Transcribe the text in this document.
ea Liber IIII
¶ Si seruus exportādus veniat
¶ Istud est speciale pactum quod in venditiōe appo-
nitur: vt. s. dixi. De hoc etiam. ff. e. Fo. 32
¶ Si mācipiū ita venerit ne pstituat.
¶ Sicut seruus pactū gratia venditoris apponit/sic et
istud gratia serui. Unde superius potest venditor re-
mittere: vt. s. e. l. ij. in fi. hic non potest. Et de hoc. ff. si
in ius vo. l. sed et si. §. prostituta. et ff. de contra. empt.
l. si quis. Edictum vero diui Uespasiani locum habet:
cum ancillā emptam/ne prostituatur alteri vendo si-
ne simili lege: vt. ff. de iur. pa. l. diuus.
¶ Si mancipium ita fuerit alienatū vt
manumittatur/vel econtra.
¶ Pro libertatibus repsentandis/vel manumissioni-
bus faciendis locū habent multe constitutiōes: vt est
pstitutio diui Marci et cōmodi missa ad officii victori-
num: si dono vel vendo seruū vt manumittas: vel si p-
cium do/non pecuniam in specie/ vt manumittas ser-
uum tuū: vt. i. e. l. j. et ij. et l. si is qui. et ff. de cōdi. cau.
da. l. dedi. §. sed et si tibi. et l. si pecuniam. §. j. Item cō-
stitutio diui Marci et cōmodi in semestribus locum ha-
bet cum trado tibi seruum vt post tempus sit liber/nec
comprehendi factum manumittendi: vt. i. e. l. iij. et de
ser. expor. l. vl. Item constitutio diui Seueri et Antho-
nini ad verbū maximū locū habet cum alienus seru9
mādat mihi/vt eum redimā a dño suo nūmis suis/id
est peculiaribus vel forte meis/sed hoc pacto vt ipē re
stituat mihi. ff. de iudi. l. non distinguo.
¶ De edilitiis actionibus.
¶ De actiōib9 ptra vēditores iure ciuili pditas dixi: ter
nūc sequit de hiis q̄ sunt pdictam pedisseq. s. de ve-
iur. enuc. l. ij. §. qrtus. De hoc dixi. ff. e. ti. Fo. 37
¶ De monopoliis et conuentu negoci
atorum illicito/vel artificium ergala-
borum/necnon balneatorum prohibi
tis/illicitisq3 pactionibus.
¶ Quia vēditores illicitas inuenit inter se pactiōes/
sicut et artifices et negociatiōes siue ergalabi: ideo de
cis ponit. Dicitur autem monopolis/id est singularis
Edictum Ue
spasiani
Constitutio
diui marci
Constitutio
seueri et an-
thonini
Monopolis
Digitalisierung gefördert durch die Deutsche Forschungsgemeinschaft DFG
★ ★ ★
*What to produce*:
Copy every line of the listing containing the string "dixi".

*Exercise result*:
nitur: vt. s. dixi. De hoc etiam. ff. e. Fo. 32
¶ De actiōib9 ptra vēditores iure ciuili pditas dixi: ter
iur. enuc. l. ij. §. qrtus. De hoc dixi. ff. e. ti. Fo. 37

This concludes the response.